(Stored entries):
+ + + + + + +

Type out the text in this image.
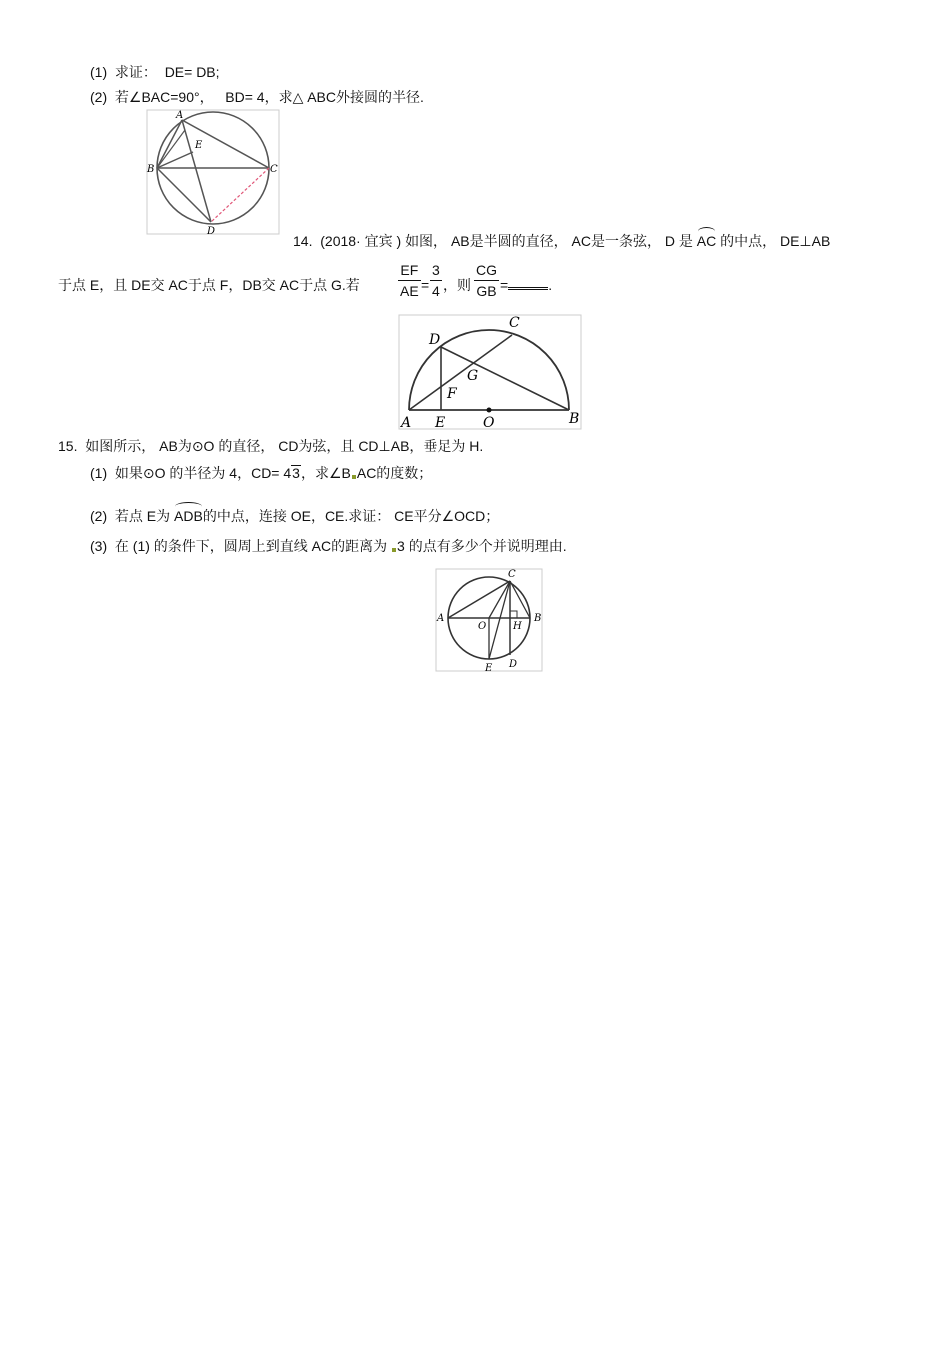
(1) 求证： DE= DB;
(2) 若∠BAC=90°， BD= 4，求△ ABC外接圆的半径.
A
E
B	C
D
14. (2018· 宜宾 ) 如图， AB是半圆的直径， AC是一条弦， D 是 AC 的中点， DE⊥AB
于点 E，且 DE交 AC于点 F，DB交 AC于点 G.若
EF
AE =
3
4 ，则
CG
GB =	.
D
C
G
F
A E	O	B
15. 如图所示， AB为⊙O 的直径， CD为弦，且 CD⊥AB，垂足为 H.
(1) 如果⊙O 的半径为 4，CD= 43，求∠B AC的度数；
(2) 若点 E为 ADB的中点，连接 OE，CE.求证： CE平分∠OCD；
(3) 在 (1) 的条件下，圆周上到直线 AC的距离为 3 的点有多少个并说明理由.
C
A
O	H
B
E D
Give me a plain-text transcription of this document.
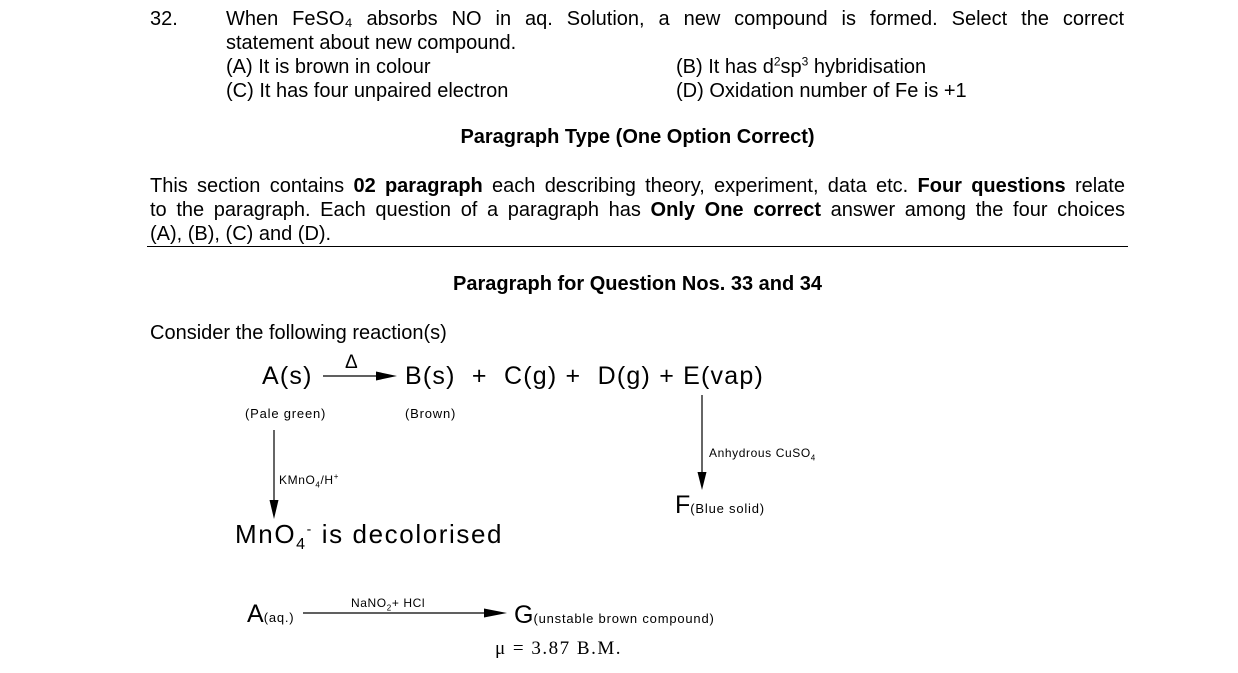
32. When FeSO₄ absorbs NO in aq. Solution, a new compound is formed. Select the correct
statement about new compound.
(A) It is brown in colour	(B) It has $d^2sp^3$ hybridisation
(C) It has four unpaired electron	(D) Oxidation number of Fe is +1
Paragraph Type (One Option Correct)
This section contains 02 paragraph each describing theory, experiment, data etc. Four questions relate
to the paragraph. Each question of a paragraph has Only One correct answer among the four choices
(A), (B), (C) and (D).
Paragraph for Question Nos. 33 and 34
Consider the following reaction(s)
A(s) Δ B(s)  +  C(g) +  D(g) + E(vap)
(Pale green)	(Brown)
KMnO$_4$/H+
MnO$_4$- is decolorised
Anhydrous CuSO$_4$
F(Blue solid)
A(aq.)
NaNO$_2$+ HCl	G(unstable brown compound)
μ = 3.87 B.M.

+ + + + + + +

Work through the records line by line and tally those with the word "text". Report only the total.

2